■ TASK DIRECTIONS ■
Write the material out again in full, exactly.

■ Stored entries ■
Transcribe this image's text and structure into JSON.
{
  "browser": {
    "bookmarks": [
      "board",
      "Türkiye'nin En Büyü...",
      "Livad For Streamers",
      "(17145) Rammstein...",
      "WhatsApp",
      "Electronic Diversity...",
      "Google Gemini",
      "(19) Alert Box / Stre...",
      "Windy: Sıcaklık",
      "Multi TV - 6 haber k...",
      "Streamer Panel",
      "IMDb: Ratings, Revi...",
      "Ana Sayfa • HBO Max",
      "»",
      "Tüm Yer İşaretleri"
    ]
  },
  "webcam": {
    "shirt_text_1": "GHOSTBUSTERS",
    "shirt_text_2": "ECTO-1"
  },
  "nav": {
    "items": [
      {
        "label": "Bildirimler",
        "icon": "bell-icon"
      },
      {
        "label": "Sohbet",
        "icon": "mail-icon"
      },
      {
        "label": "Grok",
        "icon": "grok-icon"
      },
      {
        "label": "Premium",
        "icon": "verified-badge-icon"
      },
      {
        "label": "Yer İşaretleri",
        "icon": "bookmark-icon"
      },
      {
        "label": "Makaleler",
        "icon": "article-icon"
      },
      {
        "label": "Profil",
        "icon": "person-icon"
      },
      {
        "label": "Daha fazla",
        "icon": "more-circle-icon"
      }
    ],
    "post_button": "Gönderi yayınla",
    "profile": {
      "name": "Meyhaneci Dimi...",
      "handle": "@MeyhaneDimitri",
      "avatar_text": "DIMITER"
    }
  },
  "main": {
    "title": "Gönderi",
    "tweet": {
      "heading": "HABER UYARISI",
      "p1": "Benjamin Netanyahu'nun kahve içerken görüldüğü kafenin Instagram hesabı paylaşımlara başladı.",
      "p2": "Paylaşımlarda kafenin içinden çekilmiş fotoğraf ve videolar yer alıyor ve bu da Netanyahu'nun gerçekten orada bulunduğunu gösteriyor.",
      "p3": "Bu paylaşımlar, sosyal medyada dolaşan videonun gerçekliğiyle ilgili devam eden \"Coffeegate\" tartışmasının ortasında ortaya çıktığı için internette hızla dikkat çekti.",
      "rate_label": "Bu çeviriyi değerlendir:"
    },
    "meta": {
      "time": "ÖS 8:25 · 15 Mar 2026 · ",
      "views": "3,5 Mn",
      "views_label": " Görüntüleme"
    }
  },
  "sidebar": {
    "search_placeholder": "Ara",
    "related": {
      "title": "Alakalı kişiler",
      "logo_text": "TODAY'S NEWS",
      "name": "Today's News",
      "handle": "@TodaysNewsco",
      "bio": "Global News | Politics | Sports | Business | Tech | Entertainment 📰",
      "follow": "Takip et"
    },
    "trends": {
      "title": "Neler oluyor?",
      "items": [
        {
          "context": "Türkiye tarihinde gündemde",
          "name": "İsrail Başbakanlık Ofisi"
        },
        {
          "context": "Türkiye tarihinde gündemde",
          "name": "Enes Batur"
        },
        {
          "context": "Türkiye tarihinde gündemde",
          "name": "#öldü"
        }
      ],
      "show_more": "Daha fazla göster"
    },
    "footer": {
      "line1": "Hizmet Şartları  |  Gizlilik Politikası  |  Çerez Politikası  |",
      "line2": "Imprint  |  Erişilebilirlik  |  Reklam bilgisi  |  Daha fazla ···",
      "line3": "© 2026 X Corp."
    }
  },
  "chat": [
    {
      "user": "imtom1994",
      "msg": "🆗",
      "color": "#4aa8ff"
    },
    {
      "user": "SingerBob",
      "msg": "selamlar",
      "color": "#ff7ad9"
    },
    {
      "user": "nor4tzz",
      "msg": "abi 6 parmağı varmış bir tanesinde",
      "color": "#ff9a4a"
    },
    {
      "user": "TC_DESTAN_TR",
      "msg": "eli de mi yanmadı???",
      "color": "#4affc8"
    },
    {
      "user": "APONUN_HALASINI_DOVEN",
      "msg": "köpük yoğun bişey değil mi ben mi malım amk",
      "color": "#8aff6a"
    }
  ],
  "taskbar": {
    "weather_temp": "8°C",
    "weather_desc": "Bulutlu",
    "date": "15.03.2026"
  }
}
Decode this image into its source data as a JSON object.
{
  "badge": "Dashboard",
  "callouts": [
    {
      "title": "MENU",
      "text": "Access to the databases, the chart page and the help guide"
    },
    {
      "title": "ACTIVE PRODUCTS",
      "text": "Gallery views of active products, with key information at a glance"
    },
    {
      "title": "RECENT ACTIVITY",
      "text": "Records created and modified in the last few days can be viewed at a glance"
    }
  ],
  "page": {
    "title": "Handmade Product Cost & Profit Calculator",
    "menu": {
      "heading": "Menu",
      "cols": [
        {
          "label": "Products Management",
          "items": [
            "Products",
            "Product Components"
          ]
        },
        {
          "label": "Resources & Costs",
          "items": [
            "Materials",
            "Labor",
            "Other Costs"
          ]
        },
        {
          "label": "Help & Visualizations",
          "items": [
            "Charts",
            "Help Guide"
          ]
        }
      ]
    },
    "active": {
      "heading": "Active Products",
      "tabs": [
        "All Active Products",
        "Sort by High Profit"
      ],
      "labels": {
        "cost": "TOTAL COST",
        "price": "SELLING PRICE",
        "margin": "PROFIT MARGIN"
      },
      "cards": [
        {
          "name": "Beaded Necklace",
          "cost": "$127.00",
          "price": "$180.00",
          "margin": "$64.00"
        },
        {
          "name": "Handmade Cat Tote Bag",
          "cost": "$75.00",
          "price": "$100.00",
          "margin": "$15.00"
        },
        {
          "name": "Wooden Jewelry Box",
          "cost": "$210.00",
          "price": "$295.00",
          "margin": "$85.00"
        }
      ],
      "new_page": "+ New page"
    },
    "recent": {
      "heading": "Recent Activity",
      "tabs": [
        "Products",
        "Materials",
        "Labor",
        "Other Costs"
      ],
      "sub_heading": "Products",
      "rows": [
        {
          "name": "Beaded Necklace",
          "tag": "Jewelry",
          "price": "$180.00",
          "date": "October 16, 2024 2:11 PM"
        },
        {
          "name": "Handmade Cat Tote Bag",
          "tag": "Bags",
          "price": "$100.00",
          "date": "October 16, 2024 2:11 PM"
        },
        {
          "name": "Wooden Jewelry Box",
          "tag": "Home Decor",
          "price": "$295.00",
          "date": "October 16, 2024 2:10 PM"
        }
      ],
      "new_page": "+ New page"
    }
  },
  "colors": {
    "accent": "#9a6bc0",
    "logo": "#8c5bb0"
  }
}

■ SOLUTION ■
Transcribe this image's text and structure into JSON.
{
  "browser": {
    "bookmarks": [
      "board",
      "Türkiye'nin En Büyü...",
      "Livad For Streamers",
      "(17145) Rammstein...",
      "WhatsApp",
      "Electronic Diversity...",
      "Google Gemini",
      "(19) Alert Box / Stre...",
      "Windy: Sıcaklık",
      "Multi TV - 6 haber k...",
      "Streamer Panel",
      "IMDb: Ratings, Revi...",
      "Ana Sayfa • HBO Max",
      "»",
      "Tüm Yer İşaretleri"
    ]
  },
  "webcam": {
    "shirt_text_1": "GHOSTBUSTERS",
    "shirt_text_2": "ECTO-1"
  },
  "nav": {
    "items": [
      {
        "label": "Bildirimler",
        "icon": "bell-icon"
      },
      {
        "label": "Sohbet",
        "icon": "mail-icon"
      },
      {
        "label": "Grok",
        "icon": "grok-icon"
      },
      {
        "label": "Premium",
        "icon": "verified-badge-icon"
      },
      {
        "label": "Yer İşaretleri",
        "icon": "bookmark-icon"
      },
      {
        "label": "Makaleler",
        "icon": "article-icon"
      },
      {
        "label": "Profil",
        "icon": "person-icon"
      },
      {
        "label": "Daha fazla",
        "icon": "more-circle-icon"
      }
    ],
    "post_button": "Gönderi yayınla",
    "profile": {
      "name": "Meyhaneci Dimi...",
      "handle": "@MeyhaneDimitri",
      "avatar_text": "DIMITER"
    }
  },
  "main": {
    "title": "Gönderi",
    "tweet": {
      "heading": "HABER UYARISI",
      "p1": "Benjamin Netanyahu'nun kahve içerken görüldüğü kafenin Instagram hesabı paylaşımlara başladı.",
      "p2": "Paylaşımlarda kafenin içinden çekilmiş fotoğraf ve videolar yer alıyor ve bu da Netanyahu'nun gerçekten orada bulunduğunu gösteriyor.",
      "p3": "Bu paylaşımlar, sosyal medyada dolaşan videonun gerçekliğiyle ilgili devam eden \"Coffeegate\" tartışmasının ortasında ortaya çıktığı için internette hızla dikkat çekti.",
      "rate_label": "Bu çeviriyi değerlendir:"
    },
    "meta": {
      "time": "ÖS 8:25 · 15 Mar 2026 · ",
      "views": "3,5 Mn",
      "views_label": " Görüntüleme"
    }
  },
  "sidebar": {
    "search_placeholder": "Ara",
    "related": {
      "title": "Alakalı kişiler",
      "logo_text": "TODAY'S NEWS",
      "name": "Today's News",
      "handle": "@TodaysNewsco",
      "bio": "Global News | Politics | Sports | Business | Tech | Entertainment 📰",
      "follow": "Takip et"
    },
    "trends": {
      "title": "Neler oluyor?",
      "items": [
        {
          "context": "Türkiye tarihinde gündemde",
          "name": "İsrail Başbakanlık Ofisi"
        },
        {
          "context": "Türkiye tarihinde gündemde",
          "name": "Enes Batur"
        },
        {
          "context": "Türkiye tarihinde gündemde",
          "name": "#öldü"
        }
      ],
      "show_more": "Daha fazla göster"
    },
    "footer": {
      "line1": "Hizmet Şartları  |  Gizlilik Politikası  |  Çerez Politikası  |",
      "line2": "Imprint  |  Erişilebilirlik  |  Reklam bilgisi  |  Daha fazla ···",
      "line3": "© 2026 X Corp."
    }
  },
  "chat": [
    {
      "user": "imtom1994",
      "msg": "🆗",
      "color": "#4aa8ff"
    },
    {
      "user": "SingerBob",
      "msg": "selamlar",
      "color": "#ff7ad9"
    },
    {
      "user": "nor4tzz",
      "msg": "abi 6 parmağı varmış bir tanesinde",
      "color": "#ff9a4a"
    },
    {
      "user": "TC_DESTAN_TR",
      "msg": "eli de mi yanmadı???",
      "color": "#4affc8"
    },
    {
      "user": "APONUN_HALASINI_DOVEN",
      "msg": "köpük yoğun bişey değil mi ben mi malım amk",
      "color": "#8aff6a"
    }
  ],
  "taskbar": {
    "weather_temp": "8°C",
    "weather_desc": "Bulutlu",
    "date": "15.03.2026"
  }
}
Decode this image into its source data as a JSON object.
{
  "badge": "Dashboard",
  "callouts": [
    {
      "title": "MENU",
      "text": "Access to the databases, the chart page and the help guide"
    },
    {
      "title": "ACTIVE PRODUCTS",
      "text": "Gallery views of active products, with key information at a glance"
    },
    {
      "title": "RECENT ACTIVITY",
      "text": "Records created and modified in the last few days can be viewed at a glance"
    }
  ],
  "page": {
    "title": "Handmade Product Cost & Profit Calculator",
    "menu": {
      "heading": "Menu",
      "cols": [
        {
          "label": "Products Management",
          "items": [
            "Products",
            "Product Components"
          ]
        },
        {
          "label": "Resources & Costs",
          "items": [
            "Materials",
            "Labor",
            "Other Costs"
          ]
        },
        {
          "label": "Help & Visualizations",
          "items": [
            "Charts",
            "Help Guide"
          ]
        }
      ]
    },
    "active": {
      "heading": "Active Products",
      "tabs": [
        "All Active Products",
        "Sort by High Profit"
      ],
      "labels": {
        "cost": "TOTAL COST",
        "price": "SELLING PRICE",
        "margin": "PROFIT MARGIN"
      },
      "cards": [
        {
          "name": "Beaded Necklace",
          "cost": "$127.00",
          "price": "$180.00",
          "margin": "$64.00"
        },
        {
          "name": "Handmade Cat Tote Bag",
          "cost": "$75.00",
          "price": "$100.00",
          "margin": "$15.00"
        },
        {
          "name": "Wooden Jewelry Box",
          "cost": "$210.00",
          "price": "$295.00",
          "margin": "$85.00"
        }
      ],
      "new_page": "+ New page"
    },
    "recent": {
      "heading": "Recent Activity",
      "tabs": [
        "Products",
        "Materials",
        "Labor",
        "Other Costs"
      ],
      "sub_heading": "Products",
      "rows": [
        {
          "name": "Beaded Necklace",
          "tag": "Jewelry",
          "price": "$180.00",
          "date": "October 16, 2024 2:11 PM"
        },
        {
          "name": "Handmade Cat Tote Bag",
          "tag": "Bags",
          "price": "$100.00",
          "date": "October 16, 2024 2:11 PM"
        },
        {
          "name": "Wooden Jewelry Box",
          "tag": "Home Decor",
          "price": "$295.00",
          "date": "October 16, 2024 2:10 PM"
        }
      ],
      "new_page": "+ New page"
    }
  },
  "colors": {
    "accent": "#9a6bc0",
    "logo": "#8c5bb0"
  }
}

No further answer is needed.